> **Task to carry out**: Output the entries below exactly as written, omitting pictures.

Extracted data entries:
▶

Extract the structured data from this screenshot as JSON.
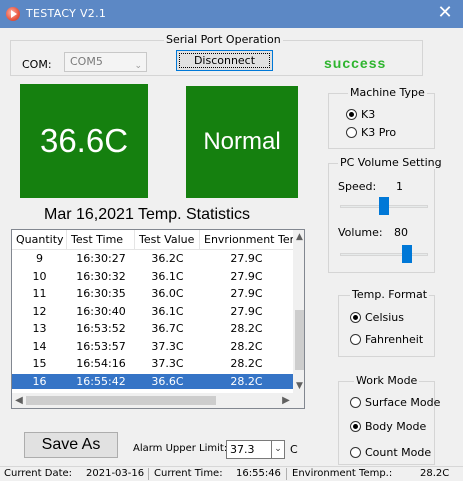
{
  "window": {
    "title": "TESTACY  V2.1",
    "close_glyph": "✕"
  },
  "serial": {
    "group_title": "Serial Port Operation",
    "com_label": "COM:",
    "com_value": "COM5",
    "disconnect_label": "Disconnect",
    "status_text": "success"
  },
  "display": {
    "temperature": "36.6C",
    "condition": "Normal",
    "panel_color": "#15800f"
  },
  "stats": {
    "title": "Mar 16,2021 Temp. Statistics",
    "columns": [
      "Quantity",
      "Test Time",
      "Test Value",
      "Envrionment Ten"
    ],
    "rows": [
      {
        "q": "9",
        "time": "16:30:27",
        "value": "36.2C",
        "env": "27.9C"
      },
      {
        "q": "10",
        "time": "16:30:32",
        "value": "36.1C",
        "env": "27.9C"
      },
      {
        "q": "11",
        "time": "16:30:35",
        "value": "36.0C",
        "env": "27.9C"
      },
      {
        "q": "12",
        "time": "16:30:40",
        "value": "36.1C",
        "env": "27.9C"
      },
      {
        "q": "13",
        "time": "16:53:52",
        "value": "36.7C",
        "env": "28.2C"
      },
      {
        "q": "14",
        "time": "16:53:57",
        "value": "37.3C",
        "env": "28.2C"
      },
      {
        "q": "15",
        "time": "16:54:16",
        "value": "37.3C",
        "env": "28.2C"
      },
      {
        "q": "16",
        "time": "16:55:42",
        "value": "36.6C",
        "env": "28.2C",
        "selected": true
      }
    ]
  },
  "machine_type": {
    "title": "Machine Type",
    "options": [
      "K3",
      "K3 Pro"
    ],
    "selected": "K3"
  },
  "volume": {
    "title": "PC Volume Setting",
    "speed_label": "Speed:",
    "speed_value": "1",
    "speed_level": 0.5,
    "volume_label": "Volume:",
    "volume_value": "80",
    "volume_level": 0.8
  },
  "temp_format": {
    "title": "Temp. Format",
    "options": [
      "Celsius",
      "Fahrenheit"
    ],
    "selected": "Celsius"
  },
  "work_mode": {
    "title": "Work Mode",
    "options": [
      "Surface Mode",
      "Body Mode",
      "Count Mode"
    ],
    "selected": "Body Mode"
  },
  "actions": {
    "save_as_label": "Save As",
    "alarm_label": "Alarm Upper Limit:",
    "alarm_value": "37.3",
    "alarm_unit": "C"
  },
  "statusbar": {
    "date_label": "Current Date:",
    "date_value": "2021-03-16",
    "time_label": "Current Time:",
    "time_value": "16:55:46",
    "env_label": "Environment Temp.:",
    "env_value": "28.2C"
  },
  "accent_color": "#0078d7",
  "selection_color": "#3574c6"
}
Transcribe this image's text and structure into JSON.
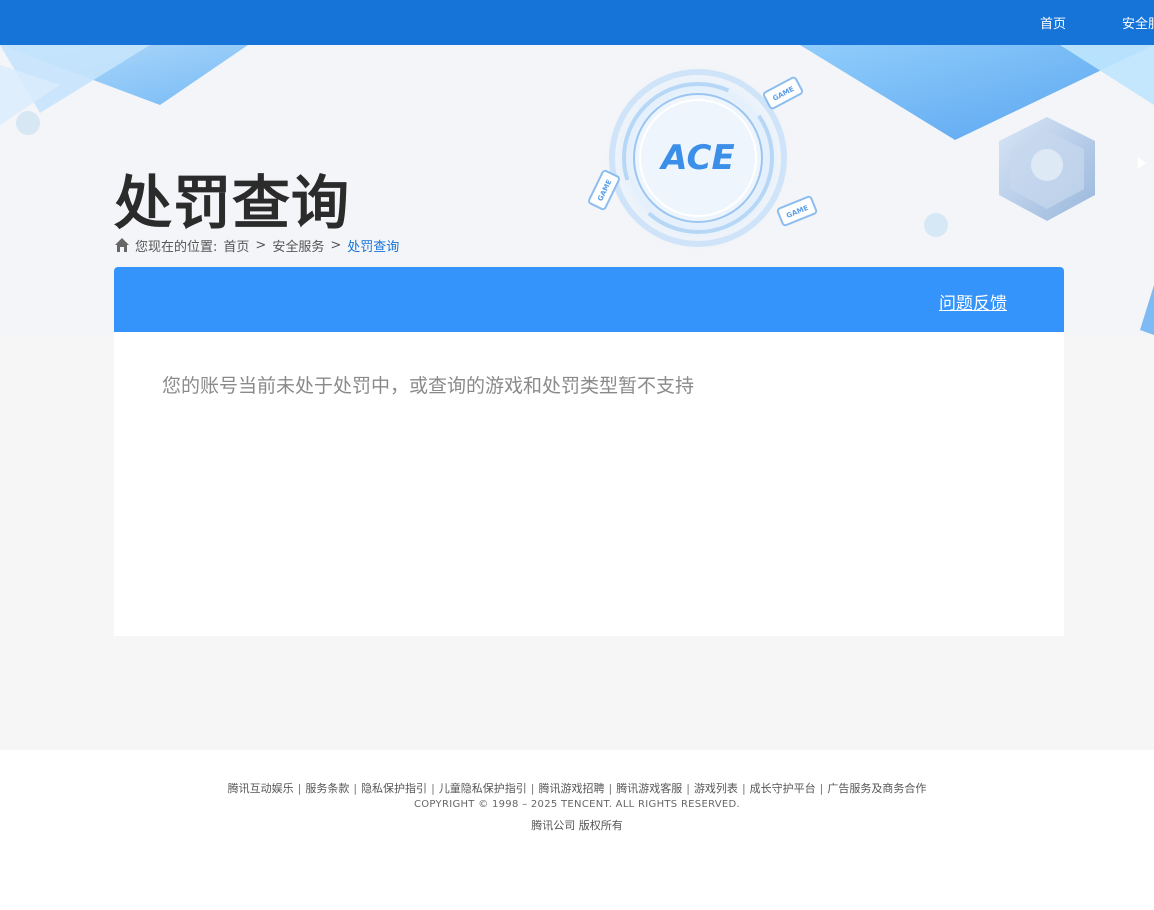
{
  "topnav": {
    "items": [
      {
        "label": "首页"
      },
      {
        "label": "安全服务"
      }
    ]
  },
  "banner": {
    "title": "处罚查询",
    "logo_text": "ACE",
    "game_tag": "GAME"
  },
  "breadcrumb": {
    "prefix": "您现在的位置:",
    "items": [
      {
        "label": "首页"
      },
      {
        "label": "安全服务"
      },
      {
        "label": "处罚查询"
      }
    ],
    "separator": ">"
  },
  "panel": {
    "feedback_label": "问题反馈",
    "message": "您的账号当前未处于处罚中，或查询的游戏和处罚类型暂不支持"
  },
  "footer": {
    "links": [
      {
        "label": "腾讯互动娱乐"
      },
      {
        "label": "服务条款"
      },
      {
        "label": "隐私保护指引"
      },
      {
        "label": "儿童隐私保护指引"
      },
      {
        "label": "腾讯游戏招聘"
      },
      {
        "label": "腾讯游戏客服"
      },
      {
        "label": "游戏列表"
      },
      {
        "label": "成长守护平台"
      },
      {
        "label": "广告服务及商务合作"
      }
    ],
    "copyright": "COPYRIGHT © 1998 – 2025 TENCENT. ALL RIGHTS RESERVED.",
    "company": "腾讯公司 版权所有"
  },
  "colors": {
    "topbar": "#1673d7",
    "panel_header": "#3594fb",
    "breadcrumb_current": "#1673d7"
  }
}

◀

> **Solution to the problem**:
Extract the structured data from this screenshot as JSON.
{
  "window": {
    "title": "TESTACY  V2.1",
    "close_glyph": "✕"
  },
  "serial": {
    "group_title": "Serial Port Operation",
    "com_label": "COM:",
    "com_value": "COM5",
    "disconnect_label": "Disconnect",
    "status_text": "success"
  },
  "display": {
    "temperature": "36.6C",
    "condition": "Normal",
    "panel_color": "#15800f"
  },
  "stats": {
    "title": "Mar 16,2021 Temp. Statistics",
    "columns": [
      "Quantity",
      "Test Time",
      "Test Value",
      "Envrionment Ten"
    ],
    "rows": [
      {
        "q": "9",
        "time": "16:30:27",
        "value": "36.2C",
        "env": "27.9C"
      },
      {
        "q": "10",
        "time": "16:30:32",
        "value": "36.1C",
        "env": "27.9C"
      },
      {
        "q": "11",
        "time": "16:30:35",
        "value": "36.0C",
        "env": "27.9C"
      },
      {
        "q": "12",
        "time": "16:30:40",
        "value": "36.1C",
        "env": "27.9C"
      },
      {
        "q": "13",
        "time": "16:53:52",
        "value": "36.7C",
        "env": "28.2C"
      },
      {
        "q": "14",
        "time": "16:53:57",
        "value": "37.3C",
        "env": "28.2C"
      },
      {
        "q": "15",
        "time": "16:54:16",
        "value": "37.3C",
        "env": "28.2C"
      },
      {
        "q": "16",
        "time": "16:55:42",
        "value": "36.6C",
        "env": "28.2C",
        "selected": true
      }
    ]
  },
  "machine_type": {
    "title": "Machine Type",
    "options": [
      "K3",
      "K3 Pro"
    ],
    "selected": "K3"
  },
  "volume": {
    "title": "PC Volume Setting",
    "speed_label": "Speed:",
    "speed_value": "1",
    "speed_level": 0.5,
    "volume_label": "Volume:",
    "volume_value": "80",
    "volume_level": 0.8
  },
  "temp_format": {
    "title": "Temp. Format",
    "options": [
      "Celsius",
      "Fahrenheit"
    ],
    "selected": "Celsius"
  },
  "work_mode": {
    "title": "Work Mode",
    "options": [
      "Surface Mode",
      "Body Mode",
      "Count Mode"
    ],
    "selected": "Body Mode"
  },
  "actions": {
    "save_as_label": "Save As",
    "alarm_label": "Alarm Upper Limit:",
    "alarm_value": "37.3",
    "alarm_unit": "C"
  },
  "statusbar": {
    "date_label": "Current Date:",
    "date_value": "2021-03-16",
    "time_label": "Current Time:",
    "time_value": "16:55:46",
    "env_label": "Environment Temp.:",
    "env_value": "28.2C"
  },
  "accent_color": "#0078d7",
  "selection_color": "#3574c6"
}
Transcribe this image's text and structure into JSON.
{
  "topnav": {
    "items": [
      {
        "label": "首页"
      },
      {
        "label": "安全服务"
      }
    ]
  },
  "banner": {
    "title": "处罚查询",
    "logo_text": "ACE",
    "game_tag": "GAME"
  },
  "breadcrumb": {
    "prefix": "您现在的位置:",
    "items": [
      {
        "label": "首页"
      },
      {
        "label": "安全服务"
      },
      {
        "label": "处罚查询"
      }
    ],
    "separator": ">"
  },
  "panel": {
    "feedback_label": "问题反馈",
    "message": "您的账号当前未处于处罚中，或查询的游戏和处罚类型暂不支持"
  },
  "footer": {
    "links": [
      {
        "label": "腾讯互动娱乐"
      },
      {
        "label": "服务条款"
      },
      {
        "label": "隐私保护指引"
      },
      {
        "label": "儿童隐私保护指引"
      },
      {
        "label": "腾讯游戏招聘"
      },
      {
        "label": "腾讯游戏客服"
      },
      {
        "label": "游戏列表"
      },
      {
        "label": "成长守护平台"
      },
      {
        "label": "广告服务及商务合作"
      }
    ],
    "copyright": "COPYRIGHT © 1998 – 2025 TENCENT. ALL RIGHTS RESERVED.",
    "company": "腾讯公司 版权所有"
  },
  "colors": {
    "topbar": "#1673d7",
    "panel_header": "#3594fb",
    "breadcrumb_current": "#1673d7"
  }
}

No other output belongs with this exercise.